Prompt:
Give the count of lines holding the string "numerator" and nothing else.

# # # # # # #

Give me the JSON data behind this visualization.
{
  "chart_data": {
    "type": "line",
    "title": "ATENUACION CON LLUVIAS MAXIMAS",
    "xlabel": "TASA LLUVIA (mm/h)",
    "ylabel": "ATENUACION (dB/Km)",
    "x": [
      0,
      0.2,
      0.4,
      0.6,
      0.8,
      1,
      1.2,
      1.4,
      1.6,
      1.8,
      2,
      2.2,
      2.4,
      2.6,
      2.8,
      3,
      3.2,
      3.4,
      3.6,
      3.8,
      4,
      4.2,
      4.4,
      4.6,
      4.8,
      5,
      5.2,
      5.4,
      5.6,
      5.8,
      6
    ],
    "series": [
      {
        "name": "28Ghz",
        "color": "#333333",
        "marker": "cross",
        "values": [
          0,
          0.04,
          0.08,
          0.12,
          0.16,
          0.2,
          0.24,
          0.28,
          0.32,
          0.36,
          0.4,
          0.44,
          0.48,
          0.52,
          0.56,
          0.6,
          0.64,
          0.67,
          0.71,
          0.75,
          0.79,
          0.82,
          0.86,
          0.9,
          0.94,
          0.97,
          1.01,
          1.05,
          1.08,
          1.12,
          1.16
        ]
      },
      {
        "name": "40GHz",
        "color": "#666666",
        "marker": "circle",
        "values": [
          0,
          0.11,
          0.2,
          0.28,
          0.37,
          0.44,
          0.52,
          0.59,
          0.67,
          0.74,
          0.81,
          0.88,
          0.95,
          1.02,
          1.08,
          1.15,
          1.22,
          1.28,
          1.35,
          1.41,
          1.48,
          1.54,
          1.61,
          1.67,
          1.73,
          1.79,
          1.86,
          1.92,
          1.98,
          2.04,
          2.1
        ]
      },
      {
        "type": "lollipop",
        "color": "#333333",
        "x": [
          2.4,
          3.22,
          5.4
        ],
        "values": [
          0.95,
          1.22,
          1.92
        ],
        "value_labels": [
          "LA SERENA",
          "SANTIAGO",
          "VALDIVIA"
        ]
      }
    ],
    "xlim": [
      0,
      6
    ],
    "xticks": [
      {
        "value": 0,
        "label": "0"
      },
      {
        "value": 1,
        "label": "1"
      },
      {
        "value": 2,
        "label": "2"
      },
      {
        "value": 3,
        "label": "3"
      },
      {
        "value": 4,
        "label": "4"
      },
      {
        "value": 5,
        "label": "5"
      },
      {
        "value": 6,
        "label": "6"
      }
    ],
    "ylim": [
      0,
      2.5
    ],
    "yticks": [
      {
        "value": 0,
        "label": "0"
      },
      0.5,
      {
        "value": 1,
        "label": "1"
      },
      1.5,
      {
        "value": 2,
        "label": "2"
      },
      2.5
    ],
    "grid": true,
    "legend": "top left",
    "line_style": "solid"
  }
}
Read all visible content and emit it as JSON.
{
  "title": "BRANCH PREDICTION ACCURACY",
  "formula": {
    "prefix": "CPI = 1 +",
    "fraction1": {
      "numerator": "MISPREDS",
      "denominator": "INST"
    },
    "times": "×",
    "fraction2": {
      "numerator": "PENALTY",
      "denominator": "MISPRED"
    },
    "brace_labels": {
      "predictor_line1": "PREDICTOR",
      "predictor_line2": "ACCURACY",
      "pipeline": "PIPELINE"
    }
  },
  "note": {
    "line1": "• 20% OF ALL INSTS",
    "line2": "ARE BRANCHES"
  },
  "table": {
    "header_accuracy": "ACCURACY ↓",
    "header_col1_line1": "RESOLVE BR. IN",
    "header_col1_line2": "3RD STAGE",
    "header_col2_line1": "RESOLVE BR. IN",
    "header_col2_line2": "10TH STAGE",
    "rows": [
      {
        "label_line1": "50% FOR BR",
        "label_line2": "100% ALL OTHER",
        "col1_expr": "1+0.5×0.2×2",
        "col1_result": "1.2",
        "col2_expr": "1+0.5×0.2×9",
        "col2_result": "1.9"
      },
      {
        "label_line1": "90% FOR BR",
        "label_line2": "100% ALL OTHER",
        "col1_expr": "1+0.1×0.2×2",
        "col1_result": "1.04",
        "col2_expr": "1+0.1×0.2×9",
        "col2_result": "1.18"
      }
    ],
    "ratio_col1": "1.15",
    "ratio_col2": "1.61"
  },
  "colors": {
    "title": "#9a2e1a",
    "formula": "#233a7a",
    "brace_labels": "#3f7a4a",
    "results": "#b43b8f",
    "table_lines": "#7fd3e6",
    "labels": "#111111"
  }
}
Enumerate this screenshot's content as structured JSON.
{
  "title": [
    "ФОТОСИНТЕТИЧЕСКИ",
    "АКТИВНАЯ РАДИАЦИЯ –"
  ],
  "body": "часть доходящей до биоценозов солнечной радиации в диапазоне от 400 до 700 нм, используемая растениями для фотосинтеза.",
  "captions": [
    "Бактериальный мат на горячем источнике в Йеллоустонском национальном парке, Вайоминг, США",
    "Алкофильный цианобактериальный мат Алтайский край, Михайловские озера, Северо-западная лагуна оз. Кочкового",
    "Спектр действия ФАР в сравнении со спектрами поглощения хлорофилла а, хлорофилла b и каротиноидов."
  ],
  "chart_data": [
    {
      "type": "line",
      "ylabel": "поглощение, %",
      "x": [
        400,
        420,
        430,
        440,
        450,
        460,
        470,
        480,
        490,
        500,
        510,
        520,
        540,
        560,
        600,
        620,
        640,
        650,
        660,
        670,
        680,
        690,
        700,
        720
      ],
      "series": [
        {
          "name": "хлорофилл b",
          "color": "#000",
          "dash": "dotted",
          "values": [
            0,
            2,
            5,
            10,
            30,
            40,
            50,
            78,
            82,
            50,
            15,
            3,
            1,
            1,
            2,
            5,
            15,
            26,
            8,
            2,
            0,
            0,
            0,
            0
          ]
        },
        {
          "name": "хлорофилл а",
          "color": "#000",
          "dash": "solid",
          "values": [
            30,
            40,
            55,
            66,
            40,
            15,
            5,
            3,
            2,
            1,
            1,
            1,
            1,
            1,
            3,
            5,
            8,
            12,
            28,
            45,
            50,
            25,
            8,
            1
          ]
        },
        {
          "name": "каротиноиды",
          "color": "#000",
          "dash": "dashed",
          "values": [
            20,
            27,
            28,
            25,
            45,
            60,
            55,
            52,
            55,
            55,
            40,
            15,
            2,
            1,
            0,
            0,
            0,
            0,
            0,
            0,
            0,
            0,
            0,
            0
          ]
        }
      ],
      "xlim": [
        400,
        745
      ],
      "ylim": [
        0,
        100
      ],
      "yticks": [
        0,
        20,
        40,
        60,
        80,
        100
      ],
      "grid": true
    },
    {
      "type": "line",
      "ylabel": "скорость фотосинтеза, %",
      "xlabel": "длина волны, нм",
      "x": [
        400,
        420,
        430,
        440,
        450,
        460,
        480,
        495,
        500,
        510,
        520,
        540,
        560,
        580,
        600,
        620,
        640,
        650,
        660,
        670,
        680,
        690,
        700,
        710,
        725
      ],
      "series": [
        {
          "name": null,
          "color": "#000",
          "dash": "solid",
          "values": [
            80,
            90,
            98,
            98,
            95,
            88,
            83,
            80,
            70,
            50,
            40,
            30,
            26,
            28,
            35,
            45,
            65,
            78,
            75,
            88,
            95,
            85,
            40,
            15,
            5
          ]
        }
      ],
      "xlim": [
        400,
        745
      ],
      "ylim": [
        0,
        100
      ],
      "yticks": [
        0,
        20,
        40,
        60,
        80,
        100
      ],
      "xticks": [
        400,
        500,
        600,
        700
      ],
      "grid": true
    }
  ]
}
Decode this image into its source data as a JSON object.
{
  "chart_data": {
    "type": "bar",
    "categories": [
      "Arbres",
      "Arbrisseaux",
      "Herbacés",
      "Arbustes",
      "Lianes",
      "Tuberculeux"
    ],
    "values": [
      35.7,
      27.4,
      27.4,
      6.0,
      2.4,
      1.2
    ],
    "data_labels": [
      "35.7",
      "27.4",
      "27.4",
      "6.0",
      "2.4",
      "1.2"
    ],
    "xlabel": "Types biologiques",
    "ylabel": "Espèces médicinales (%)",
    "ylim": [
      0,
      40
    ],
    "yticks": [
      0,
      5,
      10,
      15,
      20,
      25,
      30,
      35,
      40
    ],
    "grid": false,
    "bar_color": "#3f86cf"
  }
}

# # # # # # #

Correct output:
2